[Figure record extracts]

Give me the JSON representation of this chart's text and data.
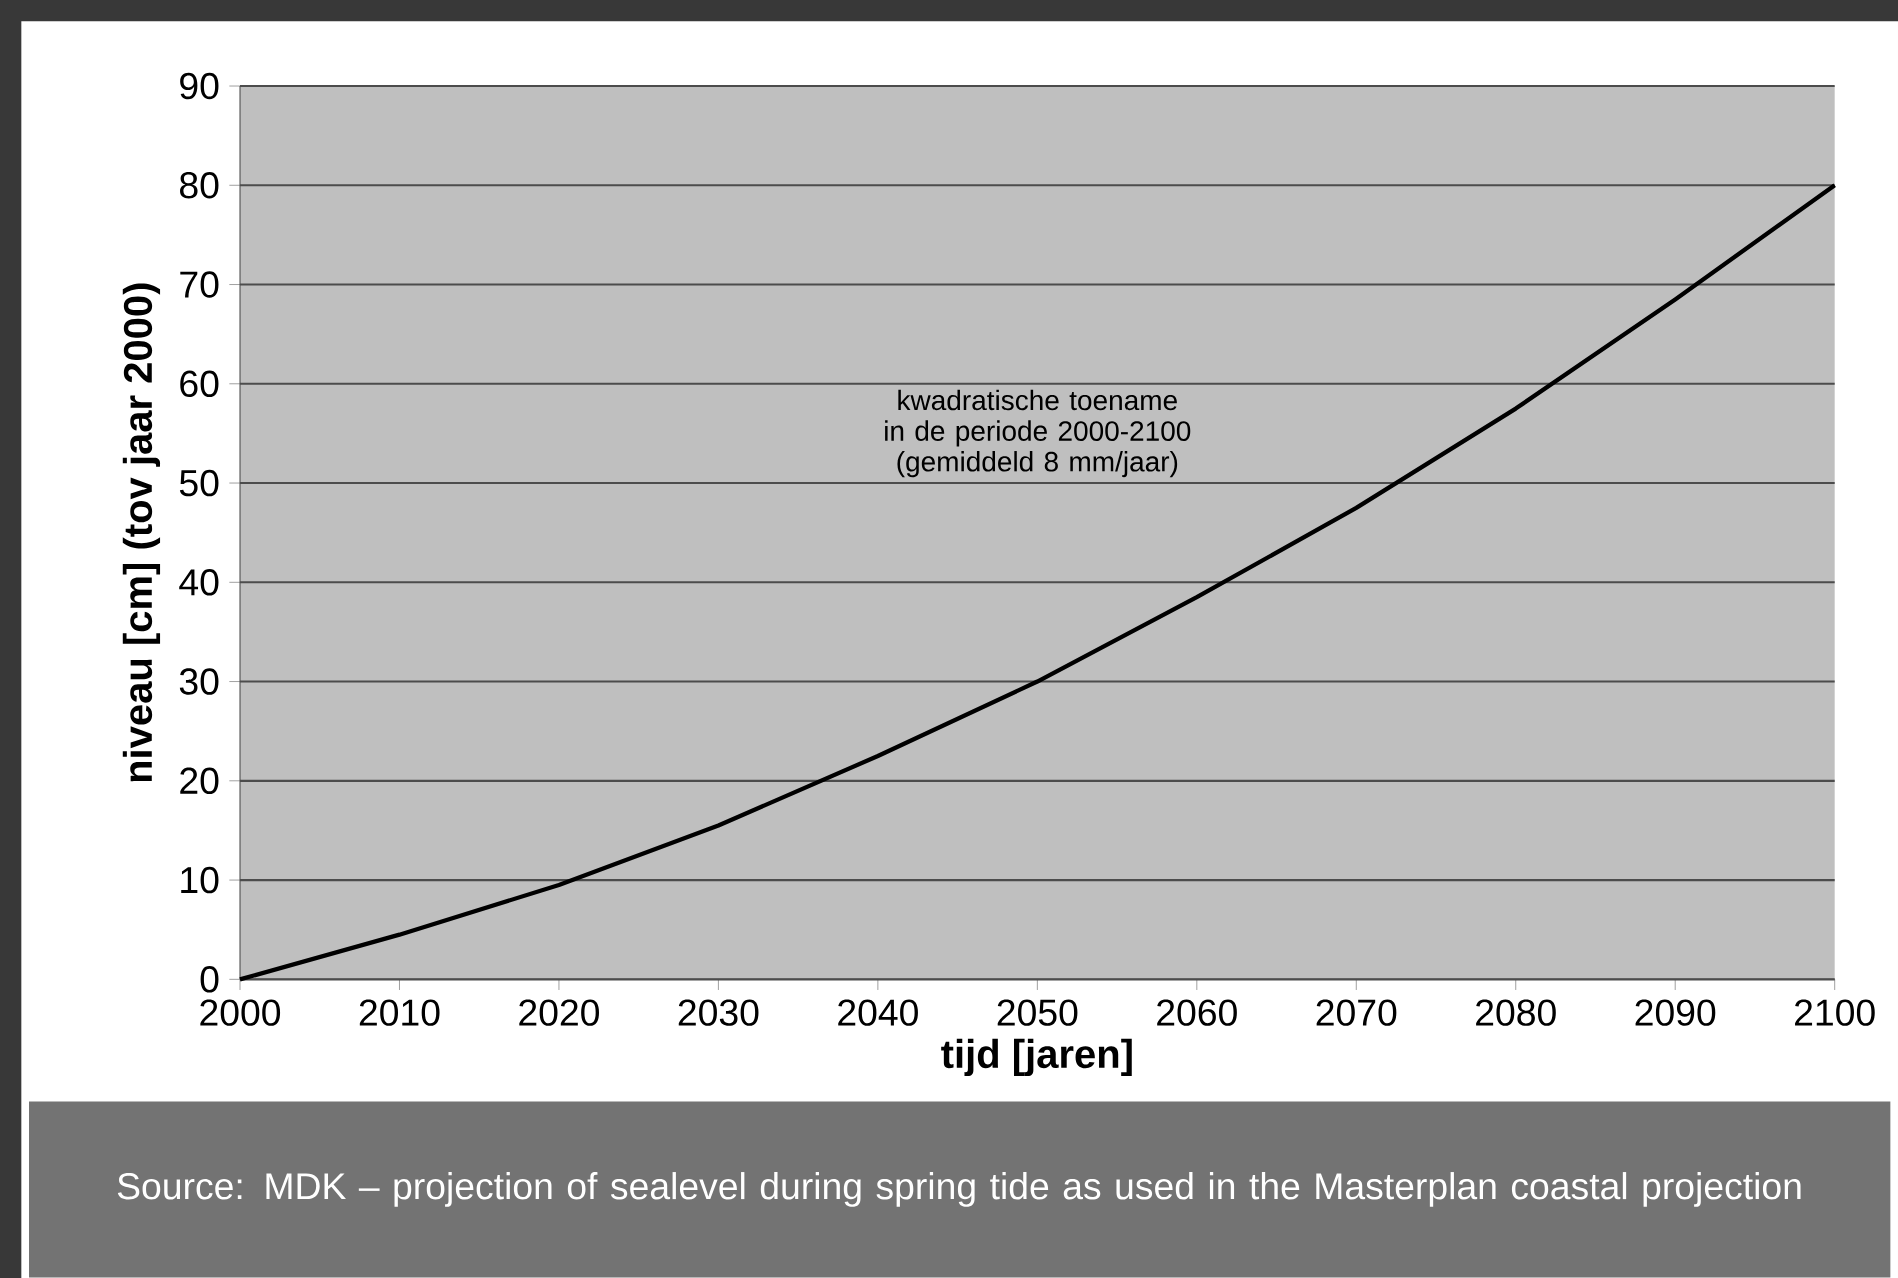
{
  "chart_data": {
    "type": "line",
    "xlabel": "tijd [jaren]",
    "ylabel": "niveau [cm] (tov jaar 2000)",
    "annotations": [
      "kwadratische toename in de periode 2000-2100 (gemiddeld 8 mm/jaar)",
      "Source: MDK – projection of sealevel during spring tide as used in the Masterplan coastal projection"
    ],
    "x": [
      2000,
      2010,
      2020,
      2030,
      2040,
      2050,
      2060,
      2070,
      2080,
      2090,
      2100
    ],
    "series": [
      {
        "color": "#000000",
        "values": [
          0,
          4.5,
          9.5,
          15.5,
          22.5,
          30,
          38.5,
          47.5,
          57.5,
          68.5,
          80
        ]
      }
    ],
    "xlim": [
      2000,
      2100
    ],
    "ylim": [
      0,
      90
    ],
    "xticks": [
      2000,
      2010,
      2020,
      2030,
      2040,
      2050,
      2060,
      2070,
      2080,
      2090,
      2100
    ],
    "yticks": [
      0,
      10,
      20,
      30,
      40,
      50,
      60,
      70,
      80,
      90
    ],
    "grid": "y",
    "marker": "none",
    "line_style": "solid"
  }
}
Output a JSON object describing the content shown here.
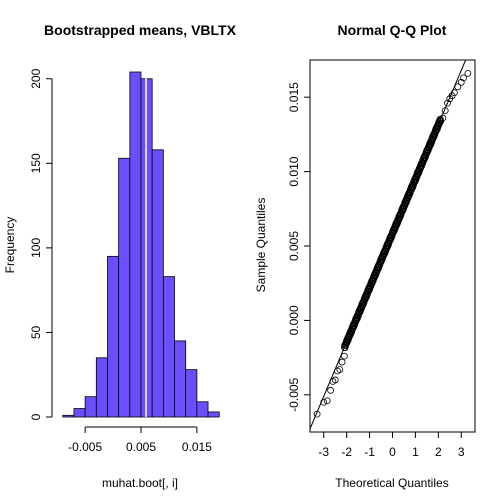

Task directions :: Make a verbatim copy of all the entries and strip out the pictures.

Finished task ::
Give me the JSON representation of this chart's text and data.
{
  "chart_data": {
    "type": "line",
    "xlabel": "tijd [jaren]",
    "ylabel": "niveau [cm] (tov jaar 2000)",
    "annotations": [
      "kwadratische toename in de periode 2000-2100 (gemiddeld 8 mm/jaar)",
      "Source: MDK – projection of sealevel during spring tide as used in the Masterplan coastal projection"
    ],
    "x": [
      2000,
      2010,
      2020,
      2030,
      2040,
      2050,
      2060,
      2070,
      2080,
      2090,
      2100
    ],
    "series": [
      {
        "color": "#000000",
        "values": [
          0,
          4.5,
          9.5,
          15.5,
          22.5,
          30,
          38.5,
          47.5,
          57.5,
          68.5,
          80
        ]
      }
    ],
    "xlim": [
      2000,
      2100
    ],
    "ylim": [
      0,
      90
    ],
    "xticks": [
      2000,
      2010,
      2020,
      2030,
      2040,
      2050,
      2060,
      2070,
      2080,
      2090,
      2100
    ],
    "yticks": [
      0,
      10,
      20,
      30,
      40,
      50,
      60,
      70,
      80,
      90
    ],
    "grid": "y",
    "marker": "none",
    "line_style": "solid"
  }
}
Output a JSON object describing the content shown here.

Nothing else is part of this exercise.